* **Requirement**: Take the entries below and print all of them exactly, please.

* **Extracted material**:
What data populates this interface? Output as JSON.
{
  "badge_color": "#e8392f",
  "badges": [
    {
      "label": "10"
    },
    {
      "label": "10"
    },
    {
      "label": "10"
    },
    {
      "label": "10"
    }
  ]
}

* **Written answer**:
What data populates this interface? Output as JSON.
{
  "badge_color": "#e8392f",
  "badges": [
    {
      "label": "10"
    },
    {
      "label": "10"
    },
    {
      "label": "10"
    },
    {
      "label": "10"
    }
  ]
}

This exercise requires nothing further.